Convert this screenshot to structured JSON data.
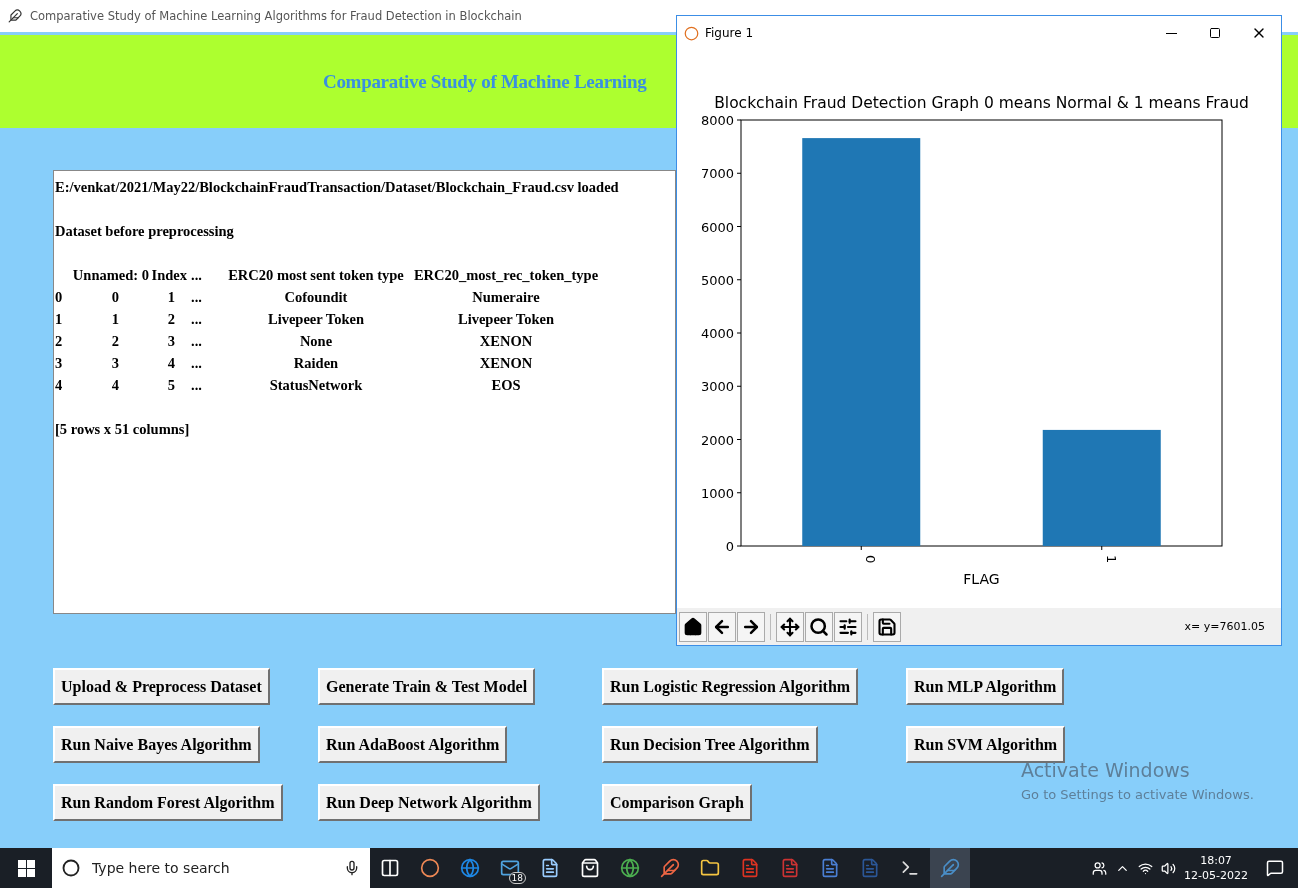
{
  "window": {
    "title": "Comparative Study of Machine Learning Algorithms for Fraud Detection in Blockchain"
  },
  "header": {
    "title": "Comparative Study of Machine Learning"
  },
  "output": {
    "lines_before": [
      "E:/venkat/2021/May22/BlockchainFraudTransaction/Dataset/Blockchain_Fraud.csv loaded",
      "Dataset before preprocessing"
    ],
    "table": {
      "columns": [
        "",
        "Unnamed: 0",
        "Index",
        "...",
        "ERC20 most sent token type",
        "ERC20_most_rec_token_type"
      ],
      "rows": [
        [
          "0",
          "0",
          "1",
          "...",
          "Cofoundit",
          "Numeraire"
        ],
        [
          "1",
          "1",
          "2",
          "...",
          "Livepeer Token",
          "Livepeer Token"
        ],
        [
          "2",
          "2",
          "3",
          "...",
          "None",
          "XENON"
        ],
        [
          "3",
          "3",
          "4",
          "...",
          "Raiden",
          "XENON"
        ],
        [
          "4",
          "4",
          "5",
          "...",
          "StatusNetwork",
          "EOS"
        ]
      ]
    },
    "lines_after": [
      "[5 rows x 51 columns]"
    ]
  },
  "buttons": [
    "Upload & Preprocess Dataset",
    "Generate Train & Test Model",
    "Run Logistic Regression Algorithm",
    "Run MLP Algorithm",
    "Run Naive Bayes Algorithm",
    "Run AdaBoost Algorithm",
    "Run Decision Tree Algorithm",
    "Run SVM Algorithm",
    "Run Random Forest Algorithm",
    "Run Deep Network Algorithm",
    "Comparison Graph"
  ],
  "figure": {
    "title": "Figure 1",
    "chart_data": {
      "type": "bar",
      "title": "Blockchain Fraud Detection Graph 0 means Normal & 1 means Fraud",
      "xlabel": "FLAG",
      "categories": [
        "0",
        "1"
      ],
      "series": [
        {
          "color": "#1f77b4",
          "values": [
            7660,
            2180
          ]
        }
      ],
      "ylim": [
        0,
        8000
      ],
      "yticks": [
        0,
        1000,
        2000,
        3000,
        4000,
        5000,
        6000,
        7000,
        8000
      ]
    },
    "coordinates": "x= y=7601.05"
  },
  "os_notice": {
    "title": "Activate Windows",
    "subtitle": "Go to Settings to activate Windows."
  },
  "taskbar": {
    "search": {
      "placeholder": "Type here to search"
    },
    "mail_badge": "18",
    "time": "18:07",
    "date": "12-05-2022"
  }
}
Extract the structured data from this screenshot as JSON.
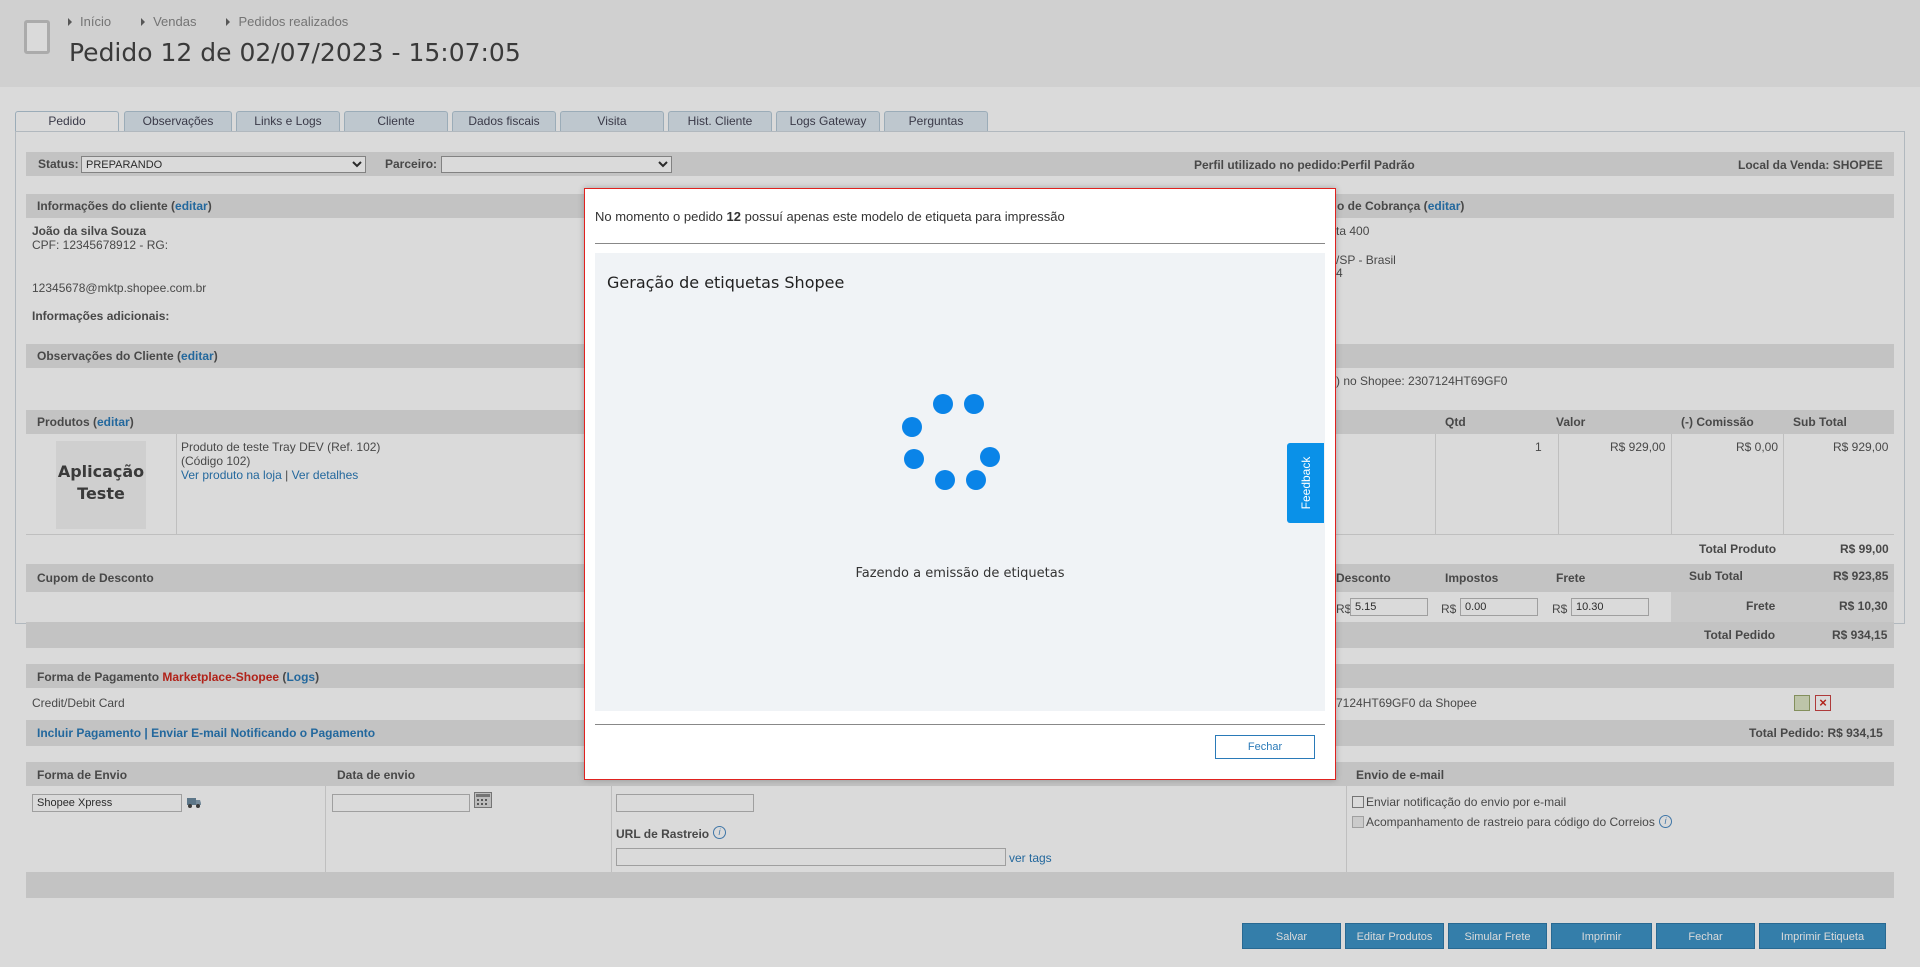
{
  "header": {
    "breadcrumb": [
      "Início",
      "Vendas",
      "Pedidos realizados"
    ],
    "title": "Pedido 12 de 02/07/2023 - 15:07:05"
  },
  "tabs": [
    "Pedido",
    "Observações",
    "Links e Logs",
    "Cliente",
    "Dados fiscais",
    "Visita",
    "Hist. Cliente",
    "Logs Gateway",
    "Perguntas"
  ],
  "status_row": {
    "status_label": "Status:",
    "status_value": "PREPARANDO",
    "parceiro_label": "Parceiro:",
    "parceiro_value": "",
    "perfil": "Perfil utilizado no pedido:Perfil Padrão",
    "local": "Local da Venda: SHOPEE"
  },
  "cliente": {
    "header": "Informações do cliente (",
    "edit": "editar",
    "close": ")",
    "name": "João da silva Souza",
    "cpf": "CPF: 12345678912 - RG:",
    "email": "12345678@mktp.shopee.com.br",
    "adicionais": "Informações adicionais:"
  },
  "cobranca": {
    "header_partial": "o de Cobrança (",
    "edit": "editar",
    "close": ")",
    "line1": "ta 400",
    "line2": "/SP - Brasil",
    "line3": "4"
  },
  "obs_cliente": {
    "header": "Observações do Cliente (",
    "edit": "editar",
    "close": ")",
    "right": ") no Shopee: 2307124HT69GF0"
  },
  "produtos": {
    "header": "Produtos (",
    "edit": "editar",
    "close": ")",
    "thumb_line1": "Aplicação",
    "thumb_line2": "Teste",
    "name": "Produto de teste Tray DEV (Ref. 102)",
    "code": "(Código 102)",
    "link1": "Ver produto na loja",
    "sep": "|",
    "link2": "Ver detalhes",
    "columns": [
      "Qtd",
      "Valor",
      "(-) Comissão",
      "Sub Total"
    ],
    "row": [
      "1",
      "R$ 929,00",
      "R$ 0,00",
      "R$ 929,00"
    ],
    "total_produto_label": "Total Produto",
    "total_produto": "R$ 99,00"
  },
  "cupom": {
    "header": "Cupom de Desconto",
    "desconto_label": "Desconto",
    "impostos_label": "Impostos",
    "frete_label": "Frete",
    "currency": "R$",
    "desconto_value": "5.15",
    "impostos_value": "0.00",
    "frete_value": "10.30",
    "subtotal_label": "Sub Total",
    "subtotal": "R$ 923,85",
    "frete_total_label": "Frete",
    "frete_total": "R$ 10,30",
    "total_pedido_label": "Total Pedido",
    "total_pedido": "R$ 934,15"
  },
  "pagamento": {
    "header": "Forma de Pagamento ",
    "method": "Marketplace-Shopee",
    "logs_open": " (",
    "logs": "Logs",
    "logs_close": ")",
    "card": "Credit/Debit Card",
    "right": "7124HT69GF0 da Shopee",
    "incluir": "Incluir Pagamento",
    "sep": "|",
    "enviar": "Enviar E-mail Notificando o Pagamento",
    "total": "Total Pedido: R$ 934,15"
  },
  "envio": {
    "forma_header": "Forma de Envio",
    "data_header": "Data de envio",
    "email_header": "Envio de e-mail",
    "forma_value": "Shopee Xpress",
    "data_value": "",
    "rastreio_label": "URL de Rastreio",
    "ver_tags": "ver tags",
    "notif": "Enviar notificação do envio por e-mail",
    "acomp": "Acompanhamento de rastreio para código do Correios"
  },
  "buttons": [
    "Salvar",
    "Editar Produtos",
    "Simular Frete",
    "Imprimir",
    "Fechar",
    "Imprimir Etiqueta"
  ],
  "modal": {
    "msg_pre": "No momento o pedido ",
    "msg_num": "12",
    "msg_post": " possuí apenas este modelo de etiqueta para impressão",
    "inner_title": "Geração de etiquetas Shopee",
    "loading": "Fazendo a emissão de etiquetas",
    "close": "Fechar"
  },
  "feedback": "Feedback",
  "colors": {
    "accent": "#3d94c7",
    "spinner": "#0a84e8",
    "modal_border": "#e0221f",
    "feedback": "#0a91e8"
  }
}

+++++

## WHAT THE EXERCISE ASKS
Take the listing above and print it exactly, apart from the pictures.

## REPLY
Convert this screenshot to structured JSON data.
{
  "window": {
    "title": "Comparative Study of Machine Learning Algorithms for Fraud Detection in Blockchain"
  },
  "header": {
    "title": "Comparative Study of Machine Learning"
  },
  "output": {
    "lines_before": [
      "E:/venkat/2021/May22/BlockchainFraudTransaction/Dataset/Blockchain_Fraud.csv loaded",
      "Dataset before preprocessing"
    ],
    "table": {
      "columns": [
        "",
        "Unnamed: 0",
        "Index",
        "...",
        "ERC20 most sent token type",
        "ERC20_most_rec_token_type"
      ],
      "rows": [
        [
          "0",
          "0",
          "1",
          "...",
          "Cofoundit",
          "Numeraire"
        ],
        [
          "1",
          "1",
          "2",
          "...",
          "Livepeer Token",
          "Livepeer Token"
        ],
        [
          "2",
          "2",
          "3",
          "...",
          "None",
          "XENON"
        ],
        [
          "3",
          "3",
          "4",
          "...",
          "Raiden",
          "XENON"
        ],
        [
          "4",
          "4",
          "5",
          "...",
          "StatusNetwork",
          "EOS"
        ]
      ]
    },
    "lines_after": [
      "[5 rows x 51 columns]"
    ]
  },
  "buttons": [
    "Upload & Preprocess Dataset",
    "Generate Train & Test Model",
    "Run Logistic Regression Algorithm",
    "Run MLP Algorithm",
    "Run Naive Bayes Algorithm",
    "Run AdaBoost Algorithm",
    "Run Decision Tree Algorithm",
    "Run SVM Algorithm",
    "Run Random Forest Algorithm",
    "Run Deep Network Algorithm",
    "Comparison Graph"
  ],
  "figure": {
    "title": "Figure 1",
    "chart_data": {
      "type": "bar",
      "title": "Blockchain Fraud Detection Graph 0 means Normal & 1 means Fraud",
      "xlabel": "FLAG",
      "categories": [
        "0",
        "1"
      ],
      "series": [
        {
          "color": "#1f77b4",
          "values": [
            7660,
            2180
          ]
        }
      ],
      "ylim": [
        0,
        8000
      ],
      "yticks": [
        0,
        1000,
        2000,
        3000,
        4000,
        5000,
        6000,
        7000,
        8000
      ]
    },
    "coordinates": "x= y=7601.05"
  },
  "os_notice": {
    "title": "Activate Windows",
    "subtitle": "Go to Settings to activate Windows."
  },
  "taskbar": {
    "search": {
      "placeholder": "Type here to search"
    },
    "mail_badge": "18",
    "time": "18:07",
    "date": "12-05-2022"
  }
}
Extract the structured data from this screenshot as JSON.
{
  "header": {
    "breadcrumb": [
      "Início",
      "Vendas",
      "Pedidos realizados"
    ],
    "title": "Pedido 12 de 02/07/2023 - 15:07:05"
  },
  "tabs": [
    "Pedido",
    "Observações",
    "Links e Logs",
    "Cliente",
    "Dados fiscais",
    "Visita",
    "Hist. Cliente",
    "Logs Gateway",
    "Perguntas"
  ],
  "status_row": {
    "status_label": "Status:",
    "status_value": "PREPARANDO",
    "parceiro_label": "Parceiro:",
    "parceiro_value": "",
    "perfil": "Perfil utilizado no pedido:Perfil Padrão",
    "local": "Local da Venda: SHOPEE"
  },
  "cliente": {
    "header": "Informações do cliente (",
    "edit": "editar",
    "close": ")",
    "name": "João da silva Souza",
    "cpf": "CPF: 12345678912 - RG:",
    "email": "12345678@mktp.shopee.com.br",
    "adicionais": "Informações adicionais:"
  },
  "cobranca": {
    "header_partial": "o de Cobrança (",
    "edit": "editar",
    "close": ")",
    "line1": "ta 400",
    "line2": "/SP - Brasil",
    "line3": "4"
  },
  "obs_cliente": {
    "header": "Observações do Cliente (",
    "edit": "editar",
    "close": ")",
    "right": ") no Shopee: 2307124HT69GF0"
  },
  "produtos": {
    "header": "Produtos (",
    "edit": "editar",
    "close": ")",
    "thumb_line1": "Aplicação",
    "thumb_line2": "Teste",
    "name": "Produto de teste Tray DEV (Ref. 102)",
    "code": "(Código 102)",
    "link1": "Ver produto na loja",
    "sep": "|",
    "link2": "Ver detalhes",
    "columns": [
      "Qtd",
      "Valor",
      "(-) Comissão",
      "Sub Total"
    ],
    "row": [
      "1",
      "R$ 929,00",
      "R$ 0,00",
      "R$ 929,00"
    ],
    "total_produto_label": "Total Produto",
    "total_produto": "R$ 99,00"
  },
  "cupom": {
    "header": "Cupom de Desconto",
    "desconto_label": "Desconto",
    "impostos_label": "Impostos",
    "frete_label": "Frete",
    "currency": "R$",
    "desconto_value": "5.15",
    "impostos_value": "0.00",
    "frete_value": "10.30",
    "subtotal_label": "Sub Total",
    "subtotal": "R$ 923,85",
    "frete_total_label": "Frete",
    "frete_total": "R$ 10,30",
    "total_pedido_label": "Total Pedido",
    "total_pedido": "R$ 934,15"
  },
  "pagamento": {
    "header": "Forma de Pagamento ",
    "method": "Marketplace-Shopee",
    "logs_open": " (",
    "logs": "Logs",
    "logs_close": ")",
    "card": "Credit/Debit Card",
    "right": "7124HT69GF0 da Shopee",
    "incluir": "Incluir Pagamento",
    "sep": "|",
    "enviar": "Enviar E-mail Notificando o Pagamento",
    "total": "Total Pedido: R$ 934,15"
  },
  "envio": {
    "forma_header": "Forma de Envio",
    "data_header": "Data de envio",
    "email_header": "Envio de e-mail",
    "forma_value": "Shopee Xpress",
    "data_value": "",
    "rastreio_label": "URL de Rastreio",
    "ver_tags": "ver tags",
    "notif": "Enviar notificação do envio por e-mail",
    "acomp": "Acompanhamento de rastreio para código do Correios"
  },
  "buttons": [
    "Salvar",
    "Editar Produtos",
    "Simular Frete",
    "Imprimir",
    "Fechar",
    "Imprimir Etiqueta"
  ],
  "modal": {
    "msg_pre": "No momento o pedido ",
    "msg_num": "12",
    "msg_post": " possuí apenas este modelo de etiqueta para impressão",
    "inner_title": "Geração de etiquetas Shopee",
    "loading": "Fazendo a emissão de etiquetas",
    "close": "Fechar"
  },
  "feedback": "Feedback",
  "colors": {
    "accent": "#3d94c7",
    "spinner": "#0a84e8",
    "modal_border": "#e0221f",
    "feedback": "#0a91e8"
  }
}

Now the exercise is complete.